━━ Excerpt to read

This illustrates the dilemma the University of Manchester faces. Censorship has a habit of creating a frisson around texts  (I remember deciding to buy Lawrence Wright’s Going Clear on the basis that no UK publisher would print it). We have also seen the success the alt-Right has had in packaging racism and misogyny as the new punk by creating a narrative of  thought policing, citing diversity officers and no platforming policies as examples of liberal fascism (but I have yet to be shown how feminism, gay marriage or gender neutral toilets inhibit my freedom of expression). But classification is not a neutral system. Classifying Irving’s books as Holocaust literature rather than as propaganda runs the genuine risk of treating politicised opinions and lies as theories worthy of consideration.

━━━━
━━ Information given

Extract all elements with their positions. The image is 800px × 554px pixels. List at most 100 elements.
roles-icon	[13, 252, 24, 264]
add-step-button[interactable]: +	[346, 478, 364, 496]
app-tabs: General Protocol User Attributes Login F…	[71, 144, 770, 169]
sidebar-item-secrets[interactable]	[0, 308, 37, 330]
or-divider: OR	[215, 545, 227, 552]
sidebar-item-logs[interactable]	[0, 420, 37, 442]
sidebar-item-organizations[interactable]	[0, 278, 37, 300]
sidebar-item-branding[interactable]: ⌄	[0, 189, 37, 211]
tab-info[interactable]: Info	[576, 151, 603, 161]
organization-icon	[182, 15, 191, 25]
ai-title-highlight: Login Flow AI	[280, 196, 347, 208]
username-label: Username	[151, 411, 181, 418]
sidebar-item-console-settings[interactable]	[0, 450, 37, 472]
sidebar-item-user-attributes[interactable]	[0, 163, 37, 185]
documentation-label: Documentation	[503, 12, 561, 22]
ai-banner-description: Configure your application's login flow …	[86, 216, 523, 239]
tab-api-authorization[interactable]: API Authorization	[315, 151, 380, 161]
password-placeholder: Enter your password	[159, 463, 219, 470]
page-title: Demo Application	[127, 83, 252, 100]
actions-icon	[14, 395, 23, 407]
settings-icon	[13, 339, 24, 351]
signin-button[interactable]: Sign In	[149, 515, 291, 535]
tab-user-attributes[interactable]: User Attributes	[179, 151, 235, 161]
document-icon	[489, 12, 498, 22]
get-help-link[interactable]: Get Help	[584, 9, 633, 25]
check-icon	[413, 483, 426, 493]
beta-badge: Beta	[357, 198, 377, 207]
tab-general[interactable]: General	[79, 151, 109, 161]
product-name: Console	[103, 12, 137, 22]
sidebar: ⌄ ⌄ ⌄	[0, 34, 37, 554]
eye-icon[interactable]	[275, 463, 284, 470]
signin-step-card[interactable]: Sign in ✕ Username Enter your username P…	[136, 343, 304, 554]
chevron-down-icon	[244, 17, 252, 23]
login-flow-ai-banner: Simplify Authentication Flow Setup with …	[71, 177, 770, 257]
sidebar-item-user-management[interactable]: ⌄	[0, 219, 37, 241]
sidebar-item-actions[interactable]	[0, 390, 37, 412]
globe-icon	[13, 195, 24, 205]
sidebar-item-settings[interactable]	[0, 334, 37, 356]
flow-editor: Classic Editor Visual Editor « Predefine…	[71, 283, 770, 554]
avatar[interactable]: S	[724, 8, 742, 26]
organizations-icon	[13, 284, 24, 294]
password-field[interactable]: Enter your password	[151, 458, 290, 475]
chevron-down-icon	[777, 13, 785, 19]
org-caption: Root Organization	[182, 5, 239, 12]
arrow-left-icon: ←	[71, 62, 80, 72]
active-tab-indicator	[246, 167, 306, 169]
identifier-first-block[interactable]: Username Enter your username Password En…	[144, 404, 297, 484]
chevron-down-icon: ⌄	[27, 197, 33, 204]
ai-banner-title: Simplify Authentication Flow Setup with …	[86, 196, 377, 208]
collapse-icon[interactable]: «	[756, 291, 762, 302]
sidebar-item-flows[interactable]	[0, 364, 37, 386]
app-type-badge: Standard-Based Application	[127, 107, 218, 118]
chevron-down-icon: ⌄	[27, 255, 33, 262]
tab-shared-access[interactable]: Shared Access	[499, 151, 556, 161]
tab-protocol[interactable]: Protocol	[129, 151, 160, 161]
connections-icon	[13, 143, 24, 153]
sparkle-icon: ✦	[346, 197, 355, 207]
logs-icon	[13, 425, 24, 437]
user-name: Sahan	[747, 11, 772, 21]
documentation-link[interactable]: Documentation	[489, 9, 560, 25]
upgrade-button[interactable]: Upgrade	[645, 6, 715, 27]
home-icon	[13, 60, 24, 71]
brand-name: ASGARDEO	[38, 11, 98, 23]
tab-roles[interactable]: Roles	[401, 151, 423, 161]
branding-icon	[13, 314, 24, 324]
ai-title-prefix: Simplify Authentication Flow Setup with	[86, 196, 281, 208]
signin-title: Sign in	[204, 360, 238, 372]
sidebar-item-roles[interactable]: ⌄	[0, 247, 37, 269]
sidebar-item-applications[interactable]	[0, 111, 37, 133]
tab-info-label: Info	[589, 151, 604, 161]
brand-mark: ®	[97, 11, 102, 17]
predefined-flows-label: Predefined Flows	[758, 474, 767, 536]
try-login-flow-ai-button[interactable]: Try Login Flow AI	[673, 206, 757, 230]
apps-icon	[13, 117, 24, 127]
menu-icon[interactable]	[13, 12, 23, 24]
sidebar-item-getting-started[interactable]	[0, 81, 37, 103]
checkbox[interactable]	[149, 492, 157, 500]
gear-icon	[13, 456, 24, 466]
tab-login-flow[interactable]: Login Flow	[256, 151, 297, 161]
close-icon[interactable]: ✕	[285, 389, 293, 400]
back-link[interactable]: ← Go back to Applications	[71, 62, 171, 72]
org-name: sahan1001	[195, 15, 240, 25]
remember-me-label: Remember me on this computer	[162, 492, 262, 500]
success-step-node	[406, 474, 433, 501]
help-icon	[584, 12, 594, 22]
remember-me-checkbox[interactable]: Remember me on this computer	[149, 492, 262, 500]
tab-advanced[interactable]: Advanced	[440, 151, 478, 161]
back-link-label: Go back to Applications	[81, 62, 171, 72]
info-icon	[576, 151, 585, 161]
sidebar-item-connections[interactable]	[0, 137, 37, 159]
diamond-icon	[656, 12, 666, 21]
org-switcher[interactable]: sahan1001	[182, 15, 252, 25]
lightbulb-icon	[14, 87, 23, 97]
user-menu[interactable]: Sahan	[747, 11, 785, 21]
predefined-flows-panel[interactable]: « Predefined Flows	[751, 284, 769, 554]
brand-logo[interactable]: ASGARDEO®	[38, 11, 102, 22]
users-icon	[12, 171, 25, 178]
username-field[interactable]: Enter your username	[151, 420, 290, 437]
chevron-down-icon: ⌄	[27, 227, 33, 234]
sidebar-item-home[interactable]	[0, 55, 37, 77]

━━━━

Work instructions =
**a.** Decide whether each statement agrees with the excerpt on classification, answering yes or no and quoting the deciding words: (i) The writer bought Lawrence Wright's Going Clear because no UK publisher would print it. (ii) The writer calls classification a neutral system. (iii) The alt-Right cites diversity officers and no platforming policies as examples of liberal fascism.
**b.** According to the excerpt on classification, which institution faces the dilemma?
**c.** Rewrite the part of the excerpt on classification that opens with "This illustrates the" and closes with "worthy of consideration.", swapping "propaganda" for "misinformation".
The listing stands apart from the excerpt on classification and is unrelated material.

Answer set =
**a.**
(i) Yes: "I remember deciding to buy Lawrence Wright’s Going Clear on the basis that no UK publisher would print it"
(ii) No: "But classification is not a neutral system."
(iii) Yes: "citing diversity officers and no platforming policies as examples of liberal fascism"

**b.** The University of Manchester.

**c.**
This illustrates the dilemma the University of Manchester faces. Censorship has a habit of creating a frisson around texts  (I remember deciding to buy Lawrence Wright’s Going Clear on the basis that no UK publisher would print it). We have also seen the success the alt-Right has had in packaging racism and misogyny as the new punk by creating a narrative of  thought policing, citing diversity officers and no platforming policies as examples of liberal fascism (but I have yet to be shown how feminism, gay marriage or gender neutral toilets inhibit my freedom of expression). But classification is not a neutral system. Classifying Irving’s books as Holocaust literature rather than as misinformation runs the genuine risk of treating politicised opinions and lies as theories worthy of consideration.